What is needed -> The records below must be written out exactly, with every picture left behind.

— START OF Supplied records —

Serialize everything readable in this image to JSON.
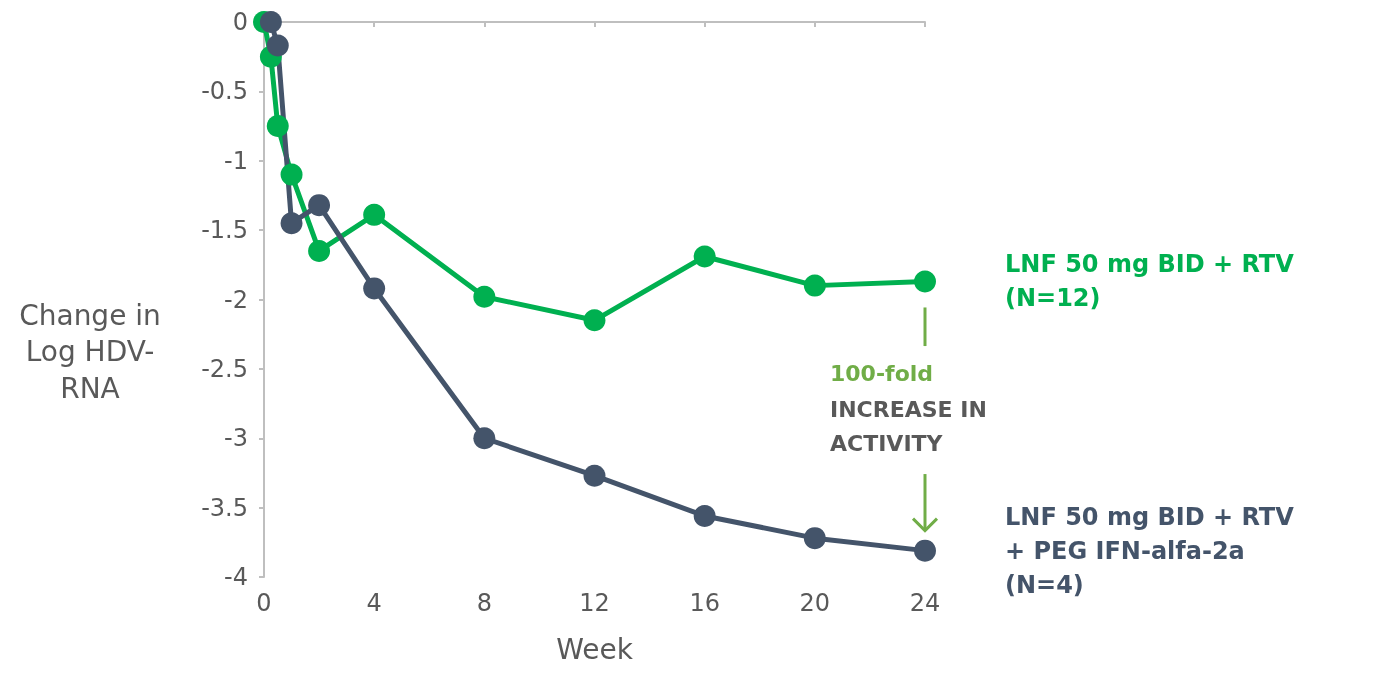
{
  "chart_data": {
    "type": "line",
    "xlabel": "Week",
    "ylabel": "Change in Log HDV-RNA",
    "xlim": [
      0,
      24
    ],
    "xticks": [
      0,
      4,
      8,
      12,
      16,
      20,
      24
    ],
    "ylim": [
      -4,
      0
    ],
    "yticks": [
      -4,
      -3.5,
      -3,
      -2.5,
      -2,
      -1.5,
      -1,
      -0.5,
      0
    ],
    "grid": false,
    "legend": false,
    "marker": "circle",
    "line_style": "solid",
    "annotations": [
      "100-fold",
      "INCREASE IN ACTIVITY"
    ],
    "series": [
      {
        "name": "LNF 50 mg BID + RTV (N=12)",
        "color": "#00b050",
        "x": [
          0,
          0.25,
          0.5,
          1,
          2,
          4,
          8,
          12,
          16,
          20,
          24
        ],
        "values": [
          0,
          -0.25,
          -0.75,
          -1.1,
          -1.65,
          -1.39,
          -1.98,
          -2.15,
          -1.69,
          -1.9,
          -1.87
        ]
      },
      {
        "name": "LNF 50 mg BID + RTV + PEG IFN-alfa-2a (N=4)",
        "color": "#44546a",
        "x": [
          0.25,
          0.5,
          1,
          2,
          4,
          8,
          12,
          16,
          20,
          24
        ],
        "values": [
          0,
          -0.17,
          -1.45,
          -1.32,
          -1.92,
          -3,
          -3.27,
          -3.56,
          -3.72,
          -3.81
        ]
      }
    ]
  }
}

— END OF Supplied records —

Output of the task ->
Serialize everything readable in this image to JSON.
{
  "chart_data": {
    "type": "line",
    "xlabel": "Week",
    "ylabel": "Change in Log HDV-RNA",
    "xlim": [
      0,
      24
    ],
    "xticks": [
      0,
      4,
      8,
      12,
      16,
      20,
      24
    ],
    "ylim": [
      -4,
      0
    ],
    "yticks": [
      -4,
      -3.5,
      -3,
      -2.5,
      -2,
      -1.5,
      -1,
      -0.5,
      0
    ],
    "grid": false,
    "legend": false,
    "marker": "circle",
    "line_style": "solid",
    "annotations": [
      "100-fold",
      "INCREASE IN ACTIVITY"
    ],
    "series": [
      {
        "name": "LNF 50 mg BID + RTV (N=12)",
        "color": "#00b050",
        "x": [
          0,
          0.25,
          0.5,
          1,
          2,
          4,
          8,
          12,
          16,
          20,
          24
        ],
        "values": [
          0,
          -0.25,
          -0.75,
          -1.1,
          -1.65,
          -1.39,
          -1.98,
          -2.15,
          -1.69,
          -1.9,
          -1.87
        ]
      },
      {
        "name": "LNF 50 mg BID + RTV + PEG IFN-alfa-2a (N=4)",
        "color": "#44546a",
        "x": [
          0.25,
          0.5,
          1,
          2,
          4,
          8,
          12,
          16,
          20,
          24
        ],
        "values": [
          0,
          -0.17,
          -1.45,
          -1.32,
          -1.92,
          -3,
          -3.27,
          -3.56,
          -3.72,
          -3.81
        ]
      }
    ]
  }
}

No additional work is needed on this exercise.